- Goal: Gather from the listing below each line that includes the word "enregistrement", and copy it.
* begin *
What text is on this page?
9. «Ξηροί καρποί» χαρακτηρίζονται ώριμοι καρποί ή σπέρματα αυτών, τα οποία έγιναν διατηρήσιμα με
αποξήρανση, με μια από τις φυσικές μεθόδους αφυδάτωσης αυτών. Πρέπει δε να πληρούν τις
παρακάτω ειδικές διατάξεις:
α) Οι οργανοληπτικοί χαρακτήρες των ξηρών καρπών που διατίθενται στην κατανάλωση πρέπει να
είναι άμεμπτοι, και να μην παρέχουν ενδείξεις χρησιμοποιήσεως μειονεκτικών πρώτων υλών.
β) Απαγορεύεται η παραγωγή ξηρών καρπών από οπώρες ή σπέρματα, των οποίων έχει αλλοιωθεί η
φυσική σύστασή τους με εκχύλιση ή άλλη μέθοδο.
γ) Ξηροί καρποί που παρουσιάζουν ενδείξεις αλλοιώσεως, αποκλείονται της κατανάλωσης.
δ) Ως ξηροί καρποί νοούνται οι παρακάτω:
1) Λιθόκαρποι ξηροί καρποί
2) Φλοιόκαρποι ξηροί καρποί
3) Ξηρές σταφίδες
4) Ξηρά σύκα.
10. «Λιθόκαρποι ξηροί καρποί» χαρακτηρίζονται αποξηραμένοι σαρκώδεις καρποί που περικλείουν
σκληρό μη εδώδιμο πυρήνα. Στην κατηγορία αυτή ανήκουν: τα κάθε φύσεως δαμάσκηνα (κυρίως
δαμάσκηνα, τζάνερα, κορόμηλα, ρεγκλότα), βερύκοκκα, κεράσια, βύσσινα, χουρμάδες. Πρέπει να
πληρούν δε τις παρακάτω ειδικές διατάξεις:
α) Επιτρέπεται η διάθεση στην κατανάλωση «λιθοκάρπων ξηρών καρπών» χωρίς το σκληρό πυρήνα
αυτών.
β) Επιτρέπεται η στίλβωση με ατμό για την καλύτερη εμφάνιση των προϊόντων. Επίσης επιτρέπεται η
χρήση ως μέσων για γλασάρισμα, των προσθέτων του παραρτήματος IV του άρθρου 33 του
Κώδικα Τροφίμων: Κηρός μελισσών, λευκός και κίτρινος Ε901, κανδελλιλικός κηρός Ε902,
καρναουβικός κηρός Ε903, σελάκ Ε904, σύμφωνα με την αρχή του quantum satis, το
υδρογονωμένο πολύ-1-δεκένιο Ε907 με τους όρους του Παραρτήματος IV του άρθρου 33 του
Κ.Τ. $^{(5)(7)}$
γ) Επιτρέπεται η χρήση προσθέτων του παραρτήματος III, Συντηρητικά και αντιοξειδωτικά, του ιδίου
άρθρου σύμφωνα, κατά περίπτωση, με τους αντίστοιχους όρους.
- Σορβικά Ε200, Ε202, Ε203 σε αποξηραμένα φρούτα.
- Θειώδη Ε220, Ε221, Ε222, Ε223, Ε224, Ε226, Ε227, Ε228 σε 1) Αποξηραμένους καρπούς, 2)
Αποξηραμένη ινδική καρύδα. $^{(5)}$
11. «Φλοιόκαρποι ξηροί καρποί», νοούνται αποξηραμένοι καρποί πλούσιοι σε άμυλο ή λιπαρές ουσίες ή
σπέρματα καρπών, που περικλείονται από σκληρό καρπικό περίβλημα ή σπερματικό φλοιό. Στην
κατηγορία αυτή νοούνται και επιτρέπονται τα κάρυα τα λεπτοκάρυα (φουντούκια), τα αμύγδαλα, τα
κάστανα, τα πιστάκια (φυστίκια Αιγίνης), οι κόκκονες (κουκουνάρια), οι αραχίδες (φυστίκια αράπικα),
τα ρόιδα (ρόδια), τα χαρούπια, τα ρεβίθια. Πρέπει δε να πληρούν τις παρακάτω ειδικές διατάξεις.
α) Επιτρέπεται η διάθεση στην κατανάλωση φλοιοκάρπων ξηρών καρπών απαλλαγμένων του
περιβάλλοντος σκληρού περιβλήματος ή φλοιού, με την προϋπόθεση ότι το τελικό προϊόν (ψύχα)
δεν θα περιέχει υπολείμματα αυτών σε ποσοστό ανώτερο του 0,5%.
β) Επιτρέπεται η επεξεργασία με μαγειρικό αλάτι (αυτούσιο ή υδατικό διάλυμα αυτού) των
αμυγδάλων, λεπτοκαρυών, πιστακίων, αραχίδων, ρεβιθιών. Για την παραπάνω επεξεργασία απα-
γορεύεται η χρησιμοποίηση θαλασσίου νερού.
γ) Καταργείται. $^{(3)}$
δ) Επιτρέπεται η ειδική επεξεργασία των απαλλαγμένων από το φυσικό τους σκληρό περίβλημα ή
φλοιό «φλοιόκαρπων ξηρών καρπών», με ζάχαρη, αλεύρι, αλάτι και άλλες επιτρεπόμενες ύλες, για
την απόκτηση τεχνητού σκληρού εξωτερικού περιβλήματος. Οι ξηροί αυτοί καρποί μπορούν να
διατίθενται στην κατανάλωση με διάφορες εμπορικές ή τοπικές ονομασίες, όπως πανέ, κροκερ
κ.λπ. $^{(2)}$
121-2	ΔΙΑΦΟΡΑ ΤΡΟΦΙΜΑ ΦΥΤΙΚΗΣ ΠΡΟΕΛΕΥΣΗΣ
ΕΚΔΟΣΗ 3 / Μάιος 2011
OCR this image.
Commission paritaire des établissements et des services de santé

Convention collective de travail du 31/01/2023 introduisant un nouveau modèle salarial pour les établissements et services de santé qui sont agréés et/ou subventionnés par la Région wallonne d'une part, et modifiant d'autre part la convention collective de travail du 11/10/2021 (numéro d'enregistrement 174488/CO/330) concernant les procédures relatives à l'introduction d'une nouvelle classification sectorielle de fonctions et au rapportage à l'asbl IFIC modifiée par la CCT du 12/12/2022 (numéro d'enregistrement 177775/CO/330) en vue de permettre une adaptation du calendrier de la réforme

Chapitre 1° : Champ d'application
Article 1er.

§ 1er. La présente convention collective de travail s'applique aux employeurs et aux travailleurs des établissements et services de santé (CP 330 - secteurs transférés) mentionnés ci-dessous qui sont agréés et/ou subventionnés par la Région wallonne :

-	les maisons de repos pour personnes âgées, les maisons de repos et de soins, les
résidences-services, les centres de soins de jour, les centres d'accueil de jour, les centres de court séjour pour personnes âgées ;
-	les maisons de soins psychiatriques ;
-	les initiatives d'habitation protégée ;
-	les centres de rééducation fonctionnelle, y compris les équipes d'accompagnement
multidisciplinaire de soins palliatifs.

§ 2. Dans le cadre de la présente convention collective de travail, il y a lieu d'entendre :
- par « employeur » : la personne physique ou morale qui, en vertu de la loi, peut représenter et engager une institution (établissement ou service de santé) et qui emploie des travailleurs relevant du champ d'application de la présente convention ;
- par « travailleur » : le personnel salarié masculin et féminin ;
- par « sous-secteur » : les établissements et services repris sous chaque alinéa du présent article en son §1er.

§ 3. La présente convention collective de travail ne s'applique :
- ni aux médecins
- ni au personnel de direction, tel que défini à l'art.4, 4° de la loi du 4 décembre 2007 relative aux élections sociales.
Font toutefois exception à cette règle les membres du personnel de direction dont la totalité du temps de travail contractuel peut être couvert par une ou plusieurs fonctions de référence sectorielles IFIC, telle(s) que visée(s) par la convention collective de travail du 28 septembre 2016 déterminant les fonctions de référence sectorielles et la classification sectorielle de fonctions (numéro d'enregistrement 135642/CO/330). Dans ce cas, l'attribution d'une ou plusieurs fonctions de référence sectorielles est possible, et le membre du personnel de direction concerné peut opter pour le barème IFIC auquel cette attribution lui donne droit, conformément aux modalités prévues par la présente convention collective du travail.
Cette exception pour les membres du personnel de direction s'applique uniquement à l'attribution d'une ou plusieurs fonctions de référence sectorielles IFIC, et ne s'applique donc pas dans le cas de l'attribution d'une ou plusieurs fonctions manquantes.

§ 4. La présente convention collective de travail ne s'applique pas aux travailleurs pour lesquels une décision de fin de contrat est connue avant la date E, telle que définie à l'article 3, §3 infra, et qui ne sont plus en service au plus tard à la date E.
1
* end *
- Written response:
Convention collective de travail du 31/01/2023 introduisant un nouveau modèle salarial pour les établissements et services de santé qui sont agréés et/ou subventionnés par la Région wallonne d'une part, et modifiant d'autre part la convention collective de travail du 11/10/2021 (numéro d'enregistrement 174488/CO/330) concernant les procédures relatives à l'introduction d'une nouvelle classification sectorielle de fonctions et au rapportage à l'asbl IFIC modifiée par la CCT du 12/12/2022 (numéro d'enregistrement 177775/CO/330) en vue de permettre une adaptation du calendrier de la réforme
Font toutefois exception à cette règle les membres du personnel de direction dont la totalité du temps de travail contractuel peut être couvert par une ou plusieurs fonctions de référence sectorielles IFIC, telle(s) que visée(s) par la convention collective de travail du 28 septembre 2016 déterminant les fonctions de référence sectorielles et la classification sectorielle de fonctions (numéro d'enregistrement 135642/CO/330). Dans ce cas, l'attribution d'une ou plusieurs fonctions de référence sectorielles est possible, et le membre du personnel de direction concerné peut opter pour le barème IFIC auquel cette attribution lui donne droit, conformément aux modalités prévues par la présente convention collective du travail.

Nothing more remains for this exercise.